▶ _CONSIGNE DE TRAVAIL 1_:
Reproduisez sans modification le passage de l'extrait sur les animaux de compagnie, de "La colonisation, l'expansion" à "du 19e siècle.".
▶ _CONSIGNE DE TRAVAIL 2_:
Poursuivez l'extrait sur les animaux de compagnie à partir de sa dernière phrase.

▶ _EXTRAIT À LIRE_:
■ ■ ■
La colonisation, l'expansion vers l'ouest et l'augmentation de l'immigration influèrent également sur le choix des animaux de compagnie. Les chevreuils étaient régulièrement chassés pour la nourriture et pour leur peau, alors même qu'ils étaient domestiqués comme animaux de compagnie, mais lorsque les habitats naturels commencèrent à se rétrécir et que les populations de chevreuils s'éloignèrent des agglomérations, la capture et la domestication d'un chevreuil comme animal de compagnie devinrent moins populaires que le fait d'en abattre un et de le manger pour le repas du soir. Le serpent, si populaire pendant la période coloniale, suivit le même chemin en s'éloignant des villes pour finalement être relégué à la sphère de divertissement des magiciens itinérants et des artistes de cirque vers le milieu du 19e siècle.
■ ■ ■
▶ _MATÉRIEL FOURNI_:
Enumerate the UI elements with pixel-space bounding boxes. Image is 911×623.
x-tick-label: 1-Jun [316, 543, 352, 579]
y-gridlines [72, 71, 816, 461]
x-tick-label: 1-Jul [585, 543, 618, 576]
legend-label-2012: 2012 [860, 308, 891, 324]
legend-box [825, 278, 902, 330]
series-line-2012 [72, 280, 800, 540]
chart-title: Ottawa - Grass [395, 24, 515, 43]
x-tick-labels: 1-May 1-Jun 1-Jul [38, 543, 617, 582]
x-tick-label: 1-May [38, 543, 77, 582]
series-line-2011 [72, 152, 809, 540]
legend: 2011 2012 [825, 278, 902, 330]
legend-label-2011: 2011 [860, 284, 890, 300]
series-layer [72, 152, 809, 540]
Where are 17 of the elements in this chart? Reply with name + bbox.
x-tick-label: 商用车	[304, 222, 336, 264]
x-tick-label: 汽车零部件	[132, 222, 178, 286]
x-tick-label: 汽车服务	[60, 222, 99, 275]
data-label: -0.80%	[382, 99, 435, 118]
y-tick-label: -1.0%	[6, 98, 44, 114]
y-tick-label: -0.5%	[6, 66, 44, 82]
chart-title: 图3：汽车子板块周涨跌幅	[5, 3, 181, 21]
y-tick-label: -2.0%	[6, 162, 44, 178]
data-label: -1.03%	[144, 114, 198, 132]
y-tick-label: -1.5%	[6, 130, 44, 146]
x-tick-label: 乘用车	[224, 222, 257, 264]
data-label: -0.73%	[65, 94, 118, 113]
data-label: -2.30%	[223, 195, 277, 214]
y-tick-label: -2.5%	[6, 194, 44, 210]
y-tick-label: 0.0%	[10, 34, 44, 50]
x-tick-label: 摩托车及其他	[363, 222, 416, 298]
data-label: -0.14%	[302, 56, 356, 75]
■ ■ ■
▶ _ZONE DE RÉPONSE 1_:
La colonisation, l'expansion vers l'ouest et l'augmentation de l'immigration influèrent également sur le choix des animaux de compagnie. Les chevreuils étaient régulièrement chassés pour la nourriture et pour leur peau, alors même qu'ils étaient domestiqués comme animaux de compagnie, mais lorsque les habitats naturels commencèrent à se rétrécir et que les populations de chevreuils s'éloignèrent des agglomérations, la capture et la domestication d'un chevreuil comme animal de compagnie devinrent moins populaires que le fait d'en abattre un et de le manger pour le repas du soir. Le serpent, si populaire pendant la période coloniale, suivit le même chemin en s'éloignant des villes pour finalement être relégué à la sphère de divertissement des magiciens itinérants et des artistes de cirque vers le milieu du 19e siècle.

▶ _ZONE DE RÉPONSE 2_:
Au fur et à mesure que les terres étaient colonisées et qu'il devenait nécessaire de nourrir un plus grand nombre de personnes, des animaux comme le castor, la loutre et le raton laveur - qui avaient été chassés pour leur peau et leur viande même lorsqu'ils étaient considérés comme des animaux de compagnie populaires - en vinrent à être principalement considérés comme des sources de nourriture plutôt qu'en tant que compagnons et des auxiliaires. Les villages autochtones, autrefois assez nombreux le long de la côte est de l'Amérique du Nord, furent détruits par les colons pour faire place à d'autres établissements, et une fois que les habitants furent relogés dans des réserves, il leur fut interdit de posséder des chiens, tout comme il leur était interdit d'avoir accès à des armes à feu. Les chiens des Autochtones furent confisqués et ces races de chiens finirent par s'éteindre à force de se croiser avec des chiens européens, à tel point qu'on ne sait plus très bien aujourd'hui à quoi ressemblaient bon nombre de ces races.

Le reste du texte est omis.